Copy every line of the records below that holds the word "kind".
#####
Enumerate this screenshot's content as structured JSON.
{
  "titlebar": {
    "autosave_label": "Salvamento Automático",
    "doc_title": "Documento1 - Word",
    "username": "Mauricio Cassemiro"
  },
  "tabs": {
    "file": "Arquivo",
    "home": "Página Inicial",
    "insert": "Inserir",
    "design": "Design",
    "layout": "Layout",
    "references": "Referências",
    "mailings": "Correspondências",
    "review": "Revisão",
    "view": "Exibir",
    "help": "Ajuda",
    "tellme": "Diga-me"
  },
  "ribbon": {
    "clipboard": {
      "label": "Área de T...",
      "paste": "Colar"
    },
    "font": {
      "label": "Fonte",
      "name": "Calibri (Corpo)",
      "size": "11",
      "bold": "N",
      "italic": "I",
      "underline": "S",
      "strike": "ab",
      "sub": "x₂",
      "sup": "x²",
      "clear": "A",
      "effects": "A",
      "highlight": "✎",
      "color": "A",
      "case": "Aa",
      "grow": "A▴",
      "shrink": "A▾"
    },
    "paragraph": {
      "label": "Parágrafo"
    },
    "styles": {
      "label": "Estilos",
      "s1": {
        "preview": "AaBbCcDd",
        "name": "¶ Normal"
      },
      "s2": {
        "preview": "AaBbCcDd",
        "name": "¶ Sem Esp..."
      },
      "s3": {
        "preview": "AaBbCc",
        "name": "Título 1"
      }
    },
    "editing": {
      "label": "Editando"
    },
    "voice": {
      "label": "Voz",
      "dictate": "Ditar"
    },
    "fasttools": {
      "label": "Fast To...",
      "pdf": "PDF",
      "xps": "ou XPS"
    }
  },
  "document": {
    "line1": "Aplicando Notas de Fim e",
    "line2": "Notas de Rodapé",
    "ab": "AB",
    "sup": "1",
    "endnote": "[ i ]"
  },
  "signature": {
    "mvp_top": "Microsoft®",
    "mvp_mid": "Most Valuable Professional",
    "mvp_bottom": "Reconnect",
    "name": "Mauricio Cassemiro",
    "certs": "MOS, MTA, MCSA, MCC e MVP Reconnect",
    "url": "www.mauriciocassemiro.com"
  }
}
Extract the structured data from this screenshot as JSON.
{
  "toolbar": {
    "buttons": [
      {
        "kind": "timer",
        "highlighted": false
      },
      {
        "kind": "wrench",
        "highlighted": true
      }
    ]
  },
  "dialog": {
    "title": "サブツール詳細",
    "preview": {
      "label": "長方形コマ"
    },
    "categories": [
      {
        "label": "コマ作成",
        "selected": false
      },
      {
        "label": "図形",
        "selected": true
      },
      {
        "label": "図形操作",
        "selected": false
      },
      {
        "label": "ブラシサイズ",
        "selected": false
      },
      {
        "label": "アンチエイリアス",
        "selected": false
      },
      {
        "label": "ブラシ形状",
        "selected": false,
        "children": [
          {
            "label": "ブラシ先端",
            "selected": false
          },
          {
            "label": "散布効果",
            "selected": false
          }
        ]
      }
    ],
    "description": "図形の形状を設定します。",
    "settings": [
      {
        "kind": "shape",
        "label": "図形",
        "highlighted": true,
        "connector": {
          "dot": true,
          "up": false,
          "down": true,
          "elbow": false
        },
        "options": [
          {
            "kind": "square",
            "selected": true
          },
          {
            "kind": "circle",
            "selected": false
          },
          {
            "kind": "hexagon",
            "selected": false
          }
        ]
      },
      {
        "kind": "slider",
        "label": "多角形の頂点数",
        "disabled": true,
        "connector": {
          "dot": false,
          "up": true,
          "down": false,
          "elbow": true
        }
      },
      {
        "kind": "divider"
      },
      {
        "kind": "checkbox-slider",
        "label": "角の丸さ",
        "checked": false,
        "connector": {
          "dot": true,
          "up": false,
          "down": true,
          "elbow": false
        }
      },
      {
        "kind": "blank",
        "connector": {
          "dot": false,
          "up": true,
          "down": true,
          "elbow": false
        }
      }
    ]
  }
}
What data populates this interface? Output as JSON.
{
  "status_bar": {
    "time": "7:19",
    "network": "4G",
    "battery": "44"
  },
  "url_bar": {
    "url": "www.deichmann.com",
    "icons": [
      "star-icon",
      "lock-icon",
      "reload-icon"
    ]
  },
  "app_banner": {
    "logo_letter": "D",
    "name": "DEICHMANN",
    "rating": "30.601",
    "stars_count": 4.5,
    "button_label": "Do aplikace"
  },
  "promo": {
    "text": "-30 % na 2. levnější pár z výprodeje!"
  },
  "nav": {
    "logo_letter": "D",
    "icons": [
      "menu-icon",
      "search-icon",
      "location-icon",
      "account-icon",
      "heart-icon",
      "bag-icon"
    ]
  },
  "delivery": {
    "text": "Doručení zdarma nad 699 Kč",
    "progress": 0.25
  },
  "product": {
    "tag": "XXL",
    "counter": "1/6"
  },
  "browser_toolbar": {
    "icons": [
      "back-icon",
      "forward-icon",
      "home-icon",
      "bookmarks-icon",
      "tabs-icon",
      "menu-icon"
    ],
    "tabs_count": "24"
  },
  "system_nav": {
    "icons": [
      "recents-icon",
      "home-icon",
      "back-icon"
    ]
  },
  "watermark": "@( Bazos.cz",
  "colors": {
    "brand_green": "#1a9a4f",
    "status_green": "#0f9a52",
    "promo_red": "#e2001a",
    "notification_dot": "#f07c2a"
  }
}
#####
Answer:
        "kind": "timer",
        "kind": "wrench",
        "kind": "shape",
            "kind": "square",
            "kind": "circle",
            "kind": "hexagon",
        "kind": "slider",
        "kind": "divider"
        "kind": "checkbox-slider",
        "kind": "blank",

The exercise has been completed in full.